Extracted records:
--------

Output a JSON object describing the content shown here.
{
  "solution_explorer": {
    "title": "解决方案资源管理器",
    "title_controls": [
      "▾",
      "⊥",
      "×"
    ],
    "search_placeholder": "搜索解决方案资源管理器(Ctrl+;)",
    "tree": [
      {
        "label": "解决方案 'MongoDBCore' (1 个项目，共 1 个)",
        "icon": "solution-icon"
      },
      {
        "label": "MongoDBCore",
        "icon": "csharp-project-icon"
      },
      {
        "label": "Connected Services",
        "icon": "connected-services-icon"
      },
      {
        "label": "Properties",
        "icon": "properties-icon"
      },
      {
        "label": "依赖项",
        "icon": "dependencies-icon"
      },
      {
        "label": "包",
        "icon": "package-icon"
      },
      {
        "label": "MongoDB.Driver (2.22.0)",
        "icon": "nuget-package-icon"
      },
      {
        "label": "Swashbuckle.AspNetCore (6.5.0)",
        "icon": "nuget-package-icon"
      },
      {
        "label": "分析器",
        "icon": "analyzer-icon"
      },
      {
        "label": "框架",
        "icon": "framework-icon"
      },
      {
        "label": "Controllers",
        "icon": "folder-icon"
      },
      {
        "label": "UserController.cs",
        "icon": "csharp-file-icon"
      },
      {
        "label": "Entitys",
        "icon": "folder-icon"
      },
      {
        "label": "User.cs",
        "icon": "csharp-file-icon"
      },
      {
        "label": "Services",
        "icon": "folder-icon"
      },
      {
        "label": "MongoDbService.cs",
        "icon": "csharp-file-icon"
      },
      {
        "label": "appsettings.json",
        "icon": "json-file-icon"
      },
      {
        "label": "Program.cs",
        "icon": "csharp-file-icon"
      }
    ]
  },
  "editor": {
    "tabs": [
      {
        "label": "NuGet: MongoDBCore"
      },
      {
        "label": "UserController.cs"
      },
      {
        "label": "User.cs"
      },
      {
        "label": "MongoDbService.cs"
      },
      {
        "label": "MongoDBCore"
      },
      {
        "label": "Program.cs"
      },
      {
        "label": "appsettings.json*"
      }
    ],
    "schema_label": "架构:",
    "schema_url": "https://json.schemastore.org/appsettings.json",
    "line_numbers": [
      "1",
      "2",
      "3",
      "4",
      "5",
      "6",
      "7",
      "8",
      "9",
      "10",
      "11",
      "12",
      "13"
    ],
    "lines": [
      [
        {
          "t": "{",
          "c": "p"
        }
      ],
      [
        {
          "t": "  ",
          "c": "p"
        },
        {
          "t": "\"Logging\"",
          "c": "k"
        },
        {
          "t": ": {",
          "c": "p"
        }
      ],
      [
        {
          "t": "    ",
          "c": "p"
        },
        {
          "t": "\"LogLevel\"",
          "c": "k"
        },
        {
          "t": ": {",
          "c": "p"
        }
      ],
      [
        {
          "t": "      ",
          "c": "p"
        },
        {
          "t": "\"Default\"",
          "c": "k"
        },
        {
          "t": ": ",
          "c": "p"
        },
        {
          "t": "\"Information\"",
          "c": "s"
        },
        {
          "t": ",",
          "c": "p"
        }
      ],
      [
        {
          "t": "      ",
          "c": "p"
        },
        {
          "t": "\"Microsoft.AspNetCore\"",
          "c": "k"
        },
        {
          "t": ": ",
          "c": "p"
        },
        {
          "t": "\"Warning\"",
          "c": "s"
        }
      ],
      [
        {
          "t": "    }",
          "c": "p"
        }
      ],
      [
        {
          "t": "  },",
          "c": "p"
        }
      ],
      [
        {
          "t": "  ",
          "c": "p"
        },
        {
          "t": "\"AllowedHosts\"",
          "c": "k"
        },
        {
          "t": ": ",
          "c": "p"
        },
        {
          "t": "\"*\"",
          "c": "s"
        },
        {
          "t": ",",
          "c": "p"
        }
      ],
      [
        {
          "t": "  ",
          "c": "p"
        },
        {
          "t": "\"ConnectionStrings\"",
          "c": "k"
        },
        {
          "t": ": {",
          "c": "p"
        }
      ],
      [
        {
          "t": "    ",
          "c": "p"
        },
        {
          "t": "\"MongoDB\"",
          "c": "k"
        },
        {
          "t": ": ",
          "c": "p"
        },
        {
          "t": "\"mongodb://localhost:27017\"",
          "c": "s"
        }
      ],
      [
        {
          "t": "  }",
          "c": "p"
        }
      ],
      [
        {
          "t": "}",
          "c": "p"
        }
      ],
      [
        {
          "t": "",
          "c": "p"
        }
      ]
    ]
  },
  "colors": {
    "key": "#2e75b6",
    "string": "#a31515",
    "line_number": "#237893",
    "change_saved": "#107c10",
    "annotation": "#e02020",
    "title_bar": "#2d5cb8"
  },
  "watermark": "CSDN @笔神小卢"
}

--------

## [What this task involves]
Reproduce the records above exactly as they appear.

## [Full answer]
Output a JSON object describing the content shown here.
{
  "solution_explorer": {
    "title": "解决方案资源管理器",
    "title_controls": [
      "▾",
      "⊥",
      "×"
    ],
    "search_placeholder": "搜索解决方案资源管理器(Ctrl+;)",
    "tree": [
      {
        "label": "解决方案 'MongoDBCore' (1 个项目，共 1 个)",
        "icon": "solution-icon"
      },
      {
        "label": "MongoDBCore",
        "icon": "csharp-project-icon"
      },
      {
        "label": "Connected Services",
        "icon": "connected-services-icon"
      },
      {
        "label": "Properties",
        "icon": "properties-icon"
      },
      {
        "label": "依赖项",
        "icon": "dependencies-icon"
      },
      {
        "label": "包",
        "icon": "package-icon"
      },
      {
        "label": "MongoDB.Driver (2.22.0)",
        "icon": "nuget-package-icon"
      },
      {
        "label": "Swashbuckle.AspNetCore (6.5.0)",
        "icon": "nuget-package-icon"
      },
      {
        "label": "分析器",
        "icon": "analyzer-icon"
      },
      {
        "label": "框架",
        "icon": "framework-icon"
      },
      {
        "label": "Controllers",
        "icon": "folder-icon"
      },
      {
        "label": "UserController.cs",
        "icon": "csharp-file-icon"
      },
      {
        "label": "Entitys",
        "icon": "folder-icon"
      },
      {
        "label": "User.cs",
        "icon": "csharp-file-icon"
      },
      {
        "label": "Services",
        "icon": "folder-icon"
      },
      {
        "label": "MongoDbService.cs",
        "icon": "csharp-file-icon"
      },
      {
        "label": "appsettings.json",
        "icon": "json-file-icon"
      },
      {
        "label": "Program.cs",
        "icon": "csharp-file-icon"
      }
    ]
  },
  "editor": {
    "tabs": [
      {
        "label": "NuGet: MongoDBCore"
      },
      {
        "label": "UserController.cs"
      },
      {
        "label": "User.cs"
      },
      {
        "label": "MongoDbService.cs"
      },
      {
        "label": "MongoDBCore"
      },
      {
        "label": "Program.cs"
      },
      {
        "label": "appsettings.json*"
      }
    ],
    "schema_label": "架构:",
    "schema_url": "https://json.schemastore.org/appsettings.json",
    "line_numbers": [
      "1",
      "2",
      "3",
      "4",
      "5",
      "6",
      "7",
      "8",
      "9",
      "10",
      "11",
      "12",
      "13"
    ],
    "lines": [
      [
        {
          "t": "{",
          "c": "p"
        }
      ],
      [
        {
          "t": "  ",
          "c": "p"
        },
        {
          "t": "\"Logging\"",
          "c": "k"
        },
        {
          "t": ": {",
          "c": "p"
        }
      ],
      [
        {
          "t": "    ",
          "c": "p"
        },
        {
          "t": "\"LogLevel\"",
          "c": "k"
        },
        {
          "t": ": {",
          "c": "p"
        }
      ],
      [
        {
          "t": "      ",
          "c": "p"
        },
        {
          "t": "\"Default\"",
          "c": "k"
        },
        {
          "t": ": ",
          "c": "p"
        },
        {
          "t": "\"Information\"",
          "c": "s"
        },
        {
          "t": ",",
          "c": "p"
        }
      ],
      [
        {
          "t": "      ",
          "c": "p"
        },
        {
          "t": "\"Microsoft.AspNetCore\"",
          "c": "k"
        },
        {
          "t": ": ",
          "c": "p"
        },
        {
          "t": "\"Warning\"",
          "c": "s"
        }
      ],
      [
        {
          "t": "    }",
          "c": "p"
        }
      ],
      [
        {
          "t": "  },",
          "c": "p"
        }
      ],
      [
        {
          "t": "  ",
          "c": "p"
        },
        {
          "t": "\"AllowedHosts\"",
          "c": "k"
        },
        {
          "t": ": ",
          "c": "p"
        },
        {
          "t": "\"*\"",
          "c": "s"
        },
        {
          "t": ",",
          "c": "p"
        }
      ],
      [
        {
          "t": "  ",
          "c": "p"
        },
        {
          "t": "\"ConnectionStrings\"",
          "c": "k"
        },
        {
          "t": ": {",
          "c": "p"
        }
      ],
      [
        {
          "t": "    ",
          "c": "p"
        },
        {
          "t": "\"MongoDB\"",
          "c": "k"
        },
        {
          "t": ": ",
          "c": "p"
        },
        {
          "t": "\"mongodb://localhost:27017\"",
          "c": "s"
        }
      ],
      [
        {
          "t": "  }",
          "c": "p"
        }
      ],
      [
        {
          "t": "}",
          "c": "p"
        }
      ],
      [
        {
          "t": "",
          "c": "p"
        }
      ]
    ]
  },
  "colors": {
    "key": "#2e75b6",
    "string": "#a31515",
    "line_number": "#237893",
    "change_saved": "#107c10",
    "annotation": "#e02020",
    "title_bar": "#2d5cb8"
  },
  "watermark": "CSDN @笔神小卢"
}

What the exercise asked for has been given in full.